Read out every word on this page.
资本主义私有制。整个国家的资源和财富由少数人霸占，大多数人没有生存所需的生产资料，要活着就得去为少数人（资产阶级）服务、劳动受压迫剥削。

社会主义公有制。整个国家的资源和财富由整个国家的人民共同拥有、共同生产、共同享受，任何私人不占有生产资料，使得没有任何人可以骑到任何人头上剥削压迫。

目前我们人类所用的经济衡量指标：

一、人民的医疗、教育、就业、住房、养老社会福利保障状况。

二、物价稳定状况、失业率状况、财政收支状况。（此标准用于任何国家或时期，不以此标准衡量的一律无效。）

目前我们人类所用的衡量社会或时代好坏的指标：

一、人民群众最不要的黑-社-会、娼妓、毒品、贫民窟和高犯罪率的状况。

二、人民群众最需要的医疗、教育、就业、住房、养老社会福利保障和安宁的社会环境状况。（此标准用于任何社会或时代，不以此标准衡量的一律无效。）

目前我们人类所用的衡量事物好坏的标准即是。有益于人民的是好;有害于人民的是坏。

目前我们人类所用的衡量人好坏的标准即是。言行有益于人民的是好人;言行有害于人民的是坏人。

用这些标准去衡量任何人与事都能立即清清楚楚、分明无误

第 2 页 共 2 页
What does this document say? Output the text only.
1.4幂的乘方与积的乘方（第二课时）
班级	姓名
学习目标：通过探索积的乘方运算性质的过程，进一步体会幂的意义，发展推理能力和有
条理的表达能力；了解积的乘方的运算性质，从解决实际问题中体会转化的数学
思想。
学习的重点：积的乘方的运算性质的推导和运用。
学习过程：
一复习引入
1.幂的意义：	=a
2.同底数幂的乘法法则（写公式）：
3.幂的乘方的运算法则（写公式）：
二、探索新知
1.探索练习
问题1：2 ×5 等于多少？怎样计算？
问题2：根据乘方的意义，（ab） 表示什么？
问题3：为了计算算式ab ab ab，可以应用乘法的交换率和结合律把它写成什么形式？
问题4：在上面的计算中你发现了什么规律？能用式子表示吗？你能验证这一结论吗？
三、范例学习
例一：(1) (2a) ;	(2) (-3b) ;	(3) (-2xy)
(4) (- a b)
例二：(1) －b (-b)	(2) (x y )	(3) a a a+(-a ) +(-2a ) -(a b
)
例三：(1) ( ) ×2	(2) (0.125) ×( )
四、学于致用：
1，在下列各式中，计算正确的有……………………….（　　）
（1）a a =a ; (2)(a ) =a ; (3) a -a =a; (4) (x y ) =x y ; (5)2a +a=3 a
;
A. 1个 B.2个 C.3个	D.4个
----------
- _Short problem_: Write the material out exactly, with nothing left out.

- _Task response_:
Read out every word on this page.
资本主义私有制。整个国家的资源和财富由少数人霸占，大多数人没有生存所需的生产资料，要活着就得去为少数人（资产阶级）服务、劳动受压迫剥削。

社会主义公有制。整个国家的资源和财富由整个国家的人民共同拥有、共同生产、共同享受，任何私人不占有生产资料，使得没有任何人可以骑到任何人头上剥削压迫。

目前我们人类所用的经济衡量指标：

一、人民的医疗、教育、就业、住房、养老社会福利保障状况。

二、物价稳定状况、失业率状况、财政收支状况。（此标准用于任何国家或时期，不以此标准衡量的一律无效。）

目前我们人类所用的衡量社会或时代好坏的指标：

一、人民群众最不要的黑-社-会、娼妓、毒品、贫民窟和高犯罪率的状况。

二、人民群众最需要的医疗、教育、就业、住房、养老社会福利保障和安宁的社会环境状况。（此标准用于任何社会或时代，不以此标准衡量的一律无效。）

目前我们人类所用的衡量事物好坏的标准即是。有益于人民的是好;有害于人民的是坏。

目前我们人类所用的衡量人好坏的标准即是。言行有益于人民的是好人;言行有害于人民的是坏人。

用这些标准去衡量任何人与事都能立即清清楚楚、分明无误

第 2 页 共 2 页
What does this document say? Output the text only.
1.4幂的乘方与积的乘方（第二课时）
班级	姓名
学习目标：通过探索积的乘方运算性质的过程，进一步体会幂的意义，发展推理能力和有
条理的表达能力；了解积的乘方的运算性质，从解决实际问题中体会转化的数学
思想。
学习的重点：积的乘方的运算性质的推导和运用。
学习过程：
一复习引入
1.幂的意义：	=a
2.同底数幂的乘法法则（写公式）：
3.幂的乘方的运算法则（写公式）：
二、探索新知
1.探索练习
问题1：2 ×5 等于多少？怎样计算？
问题2：根据乘方的意义，（ab） 表示什么？
问题3：为了计算算式ab ab ab，可以应用乘法的交换率和结合律把它写成什么形式？
问题4：在上面的计算中你发现了什么规律？能用式子表示吗？你能验证这一结论吗？
三、范例学习
例一：(1) (2a) ;	(2) (-3b) ;	(3) (-2xy)
(4) (- a b)
例二：(1) －b (-b)	(2) (x y )	(3) a a a+(-a ) +(-2a ) -(a b
)
例三：(1) ( ) ×2	(2) (0.125) ×( )
四、学于致用：
1，在下列各式中，计算正确的有……………………….（　　）
（1）a a =a ; (2)(a ) =a ; (3) a -a =a; (4) (x y ) =x y ; (5)2a +a=3 a
;
A. 1个 B.2个 C.3个	D.4个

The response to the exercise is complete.